== Request ==
Would you transcribe the whole listing exactly, minus its pictures?

== Excerpted data ==
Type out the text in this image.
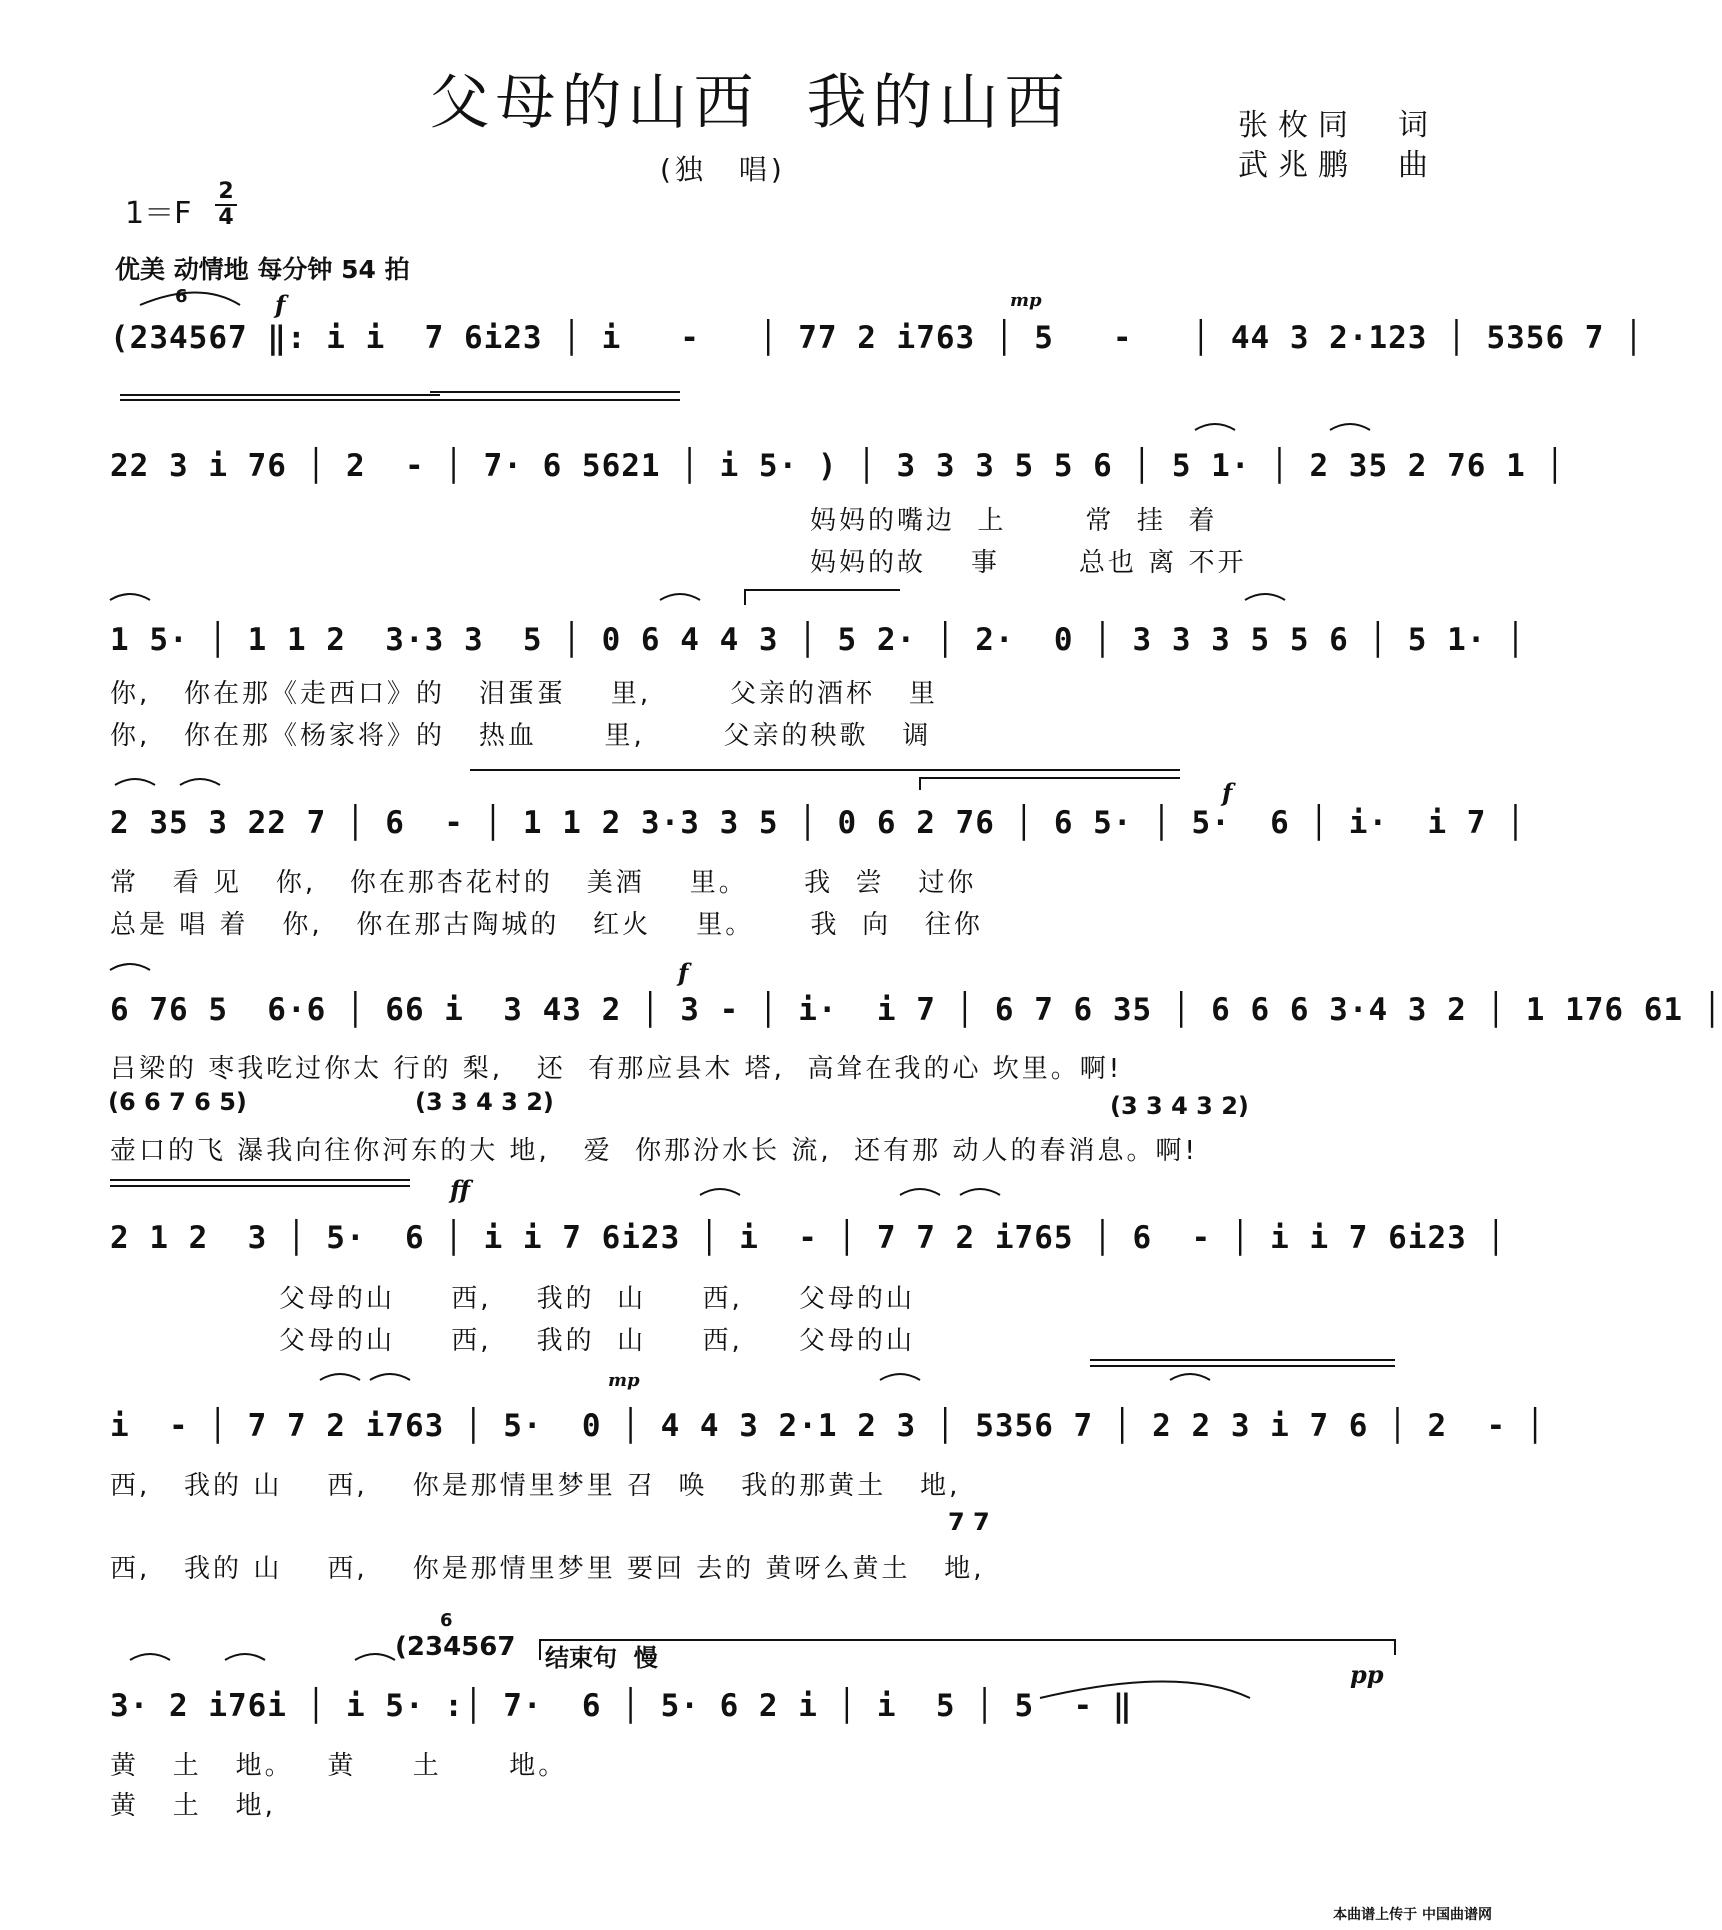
父母的山西 我的山西
(独　唱)
张枚同　词
武兆鹏　曲
$1=F \frac{2}{4}$
优美 动情地 每分钟 54 拍
6	f	mp
(234567 ‖: i i  7 6i23 │ i   -   │ 77 2 i763 │ 5   -   │ 44 3 2·123 │ 5356 7 │
22 3 i 76 │ 2  - │ 7· 6 5621 │ i 5· ) │ 3 3 3 5 5 6 │ 5 1· │ 2 35 2 76 1 │
妈妈的嘴边  上       常  挂  着
妈妈的故    事       总也 离 不开
1 5· │ 1 1 2  3·3 3  5 │ 0 6 4 4 3 │ 5 2· │ 2·  0 │ 3 3 3 5 5 6 │ 5 1· │
你,   你在那《走西口》的   泪蛋蛋    里,       父亲的酒杯   里
你,   你在那《杨家将》的   热血      里,       父亲的秧歌   调
f
2 35 3 22 7 │ 6  - │ 1 1 2 3·3 3 5 │ 0 6 2 76 │ 6 5· │ 5·  6 │ i·  i 7 │
常   看 见   你,   你在那杏花村的   美酒    里。     我  尝   过你
总是 唱 着   你,   你在那古陶城的   红火    里。     我  向   往你
f
6 76 5  6·6 │ 66 i  3 43 2 │ 3 - │ i·  i 7 │ 6 7 6 35 │ 6 6 6 3·4 3 2 │ 1 176 61 │
吕梁的 枣我吃过你太 行的 梨,   还  有那应县木 塔,  高耸在我的心 坎里。啊!
(6 6 7 6 5)	(3 3 4 3 2)	(3 3 4 3 2)
壶口的飞 瀑我向往你河东的大 地,   爱  你那汾水长 流,  还有那 动人的春消息。啊!
ff
2 1 2  3 │ 5·  6 │ i i 7 6i23 │ i  - │ 7 7 2 i765 │ 6  - │ i i 7 6i23 │
父母的山     西,    我的  山     西,     父母的山
父母的山     西,    我的  山     西,     父母的山
mp
i  - │ 7 7 2 i763 │ 5·  0 │ 4 4 3 2·1 2 3 │ 5356 7 │ 2 2 3 i 7 6 │ 2  - │
西,   我的 山    西,    你是那情里梦里 召  唤   我的那黄土   地,
7 7
西,   我的 山    西,    你是那情里梦里 要回 去的 黄呀么黄土   地,
6
(234567 结束句  慢
pp
3· 2 i76i │ i 5· :│ 7·  6 │ 5· 6 2 i │ i  5 │ 5  - ‖
黄   土   地。   黄     土      地。
黄   土   地,
本曲谱上传于 中国曲谱网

== Answer to the exercise ==
Type out the text in this image.
父母的山西 我的山西
(独　唱)
张枚同　词
武兆鹏　曲
$1=F \frac{2}{4}$
优美 动情地 每分钟 54 拍
6	f	mp
(234567 ‖: i i  7 6i23 │ i   -   │ 77 2 i763 │ 5   -   │ 44 3 2·123 │ 5356 7 │
22 3 i 76 │ 2  - │ 7· 6 5621 │ i 5· ) │ 3 3 3 5 5 6 │ 5 1· │ 2 35 2 76 1 │
妈妈的嘴边  上       常  挂  着
妈妈的故    事       总也 离 不开
1 5· │ 1 1 2  3·3 3  5 │ 0 6 4 4 3 │ 5 2· │ 2·  0 │ 3 3 3 5 5 6 │ 5 1· │
你,   你在那《走西口》的   泪蛋蛋    里,       父亲的酒杯   里
你,   你在那《杨家将》的   热血      里,       父亲的秧歌   调
f
2 35 3 22 7 │ 6  - │ 1 1 2 3·3 3 5 │ 0 6 2 76 │ 6 5· │ 5·  6 │ i·  i 7 │
常   看 见   你,   你在那杏花村的   美酒    里。     我  尝   过你
总是 唱 着   你,   你在那古陶城的   红火    里。     我  向   往你
f
6 76 5  6·6 │ 66 i  3 43 2 │ 3 - │ i·  i 7 │ 6 7 6 35 │ 6 6 6 3·4 3 2 │ 1 176 61 │
吕梁的 枣我吃过你太 行的 梨,   还  有那应县木 塔,  高耸在我的心 坎里。啊!
(6 6 7 6 5)	(3 3 4 3 2)	(3 3 4 3 2)
壶口的飞 瀑我向往你河东的大 地,   爱  你那汾水长 流,  还有那 动人的春消息。啊!
ff
2 1 2  3 │ 5·  6 │ i i 7 6i23 │ i  - │ 7 7 2 i765 │ 6  - │ i i 7 6i23 │
父母的山     西,    我的  山     西,     父母的山
父母的山     西,    我的  山     西,     父母的山
mp
i  - │ 7 7 2 i763 │ 5·  0 │ 4 4 3 2·1 2 3 │ 5356 7 │ 2 2 3 i 7 6 │ 2  - │
西,   我的 山    西,    你是那情里梦里 召  唤   我的那黄土   地,
7 7
西,   我的 山    西,    你是那情里梦里 要回 去的 黄呀么黄土   地,
6
(234567 结束句  慢
pp
3· 2 i76i │ i 5· :│ 7·  6 │ 5· 6 2 i │ i  5 │ 5  - ‖
黄   土   地。   黄     土      地。
黄   土   地,
本曲谱上传于 中国曲谱网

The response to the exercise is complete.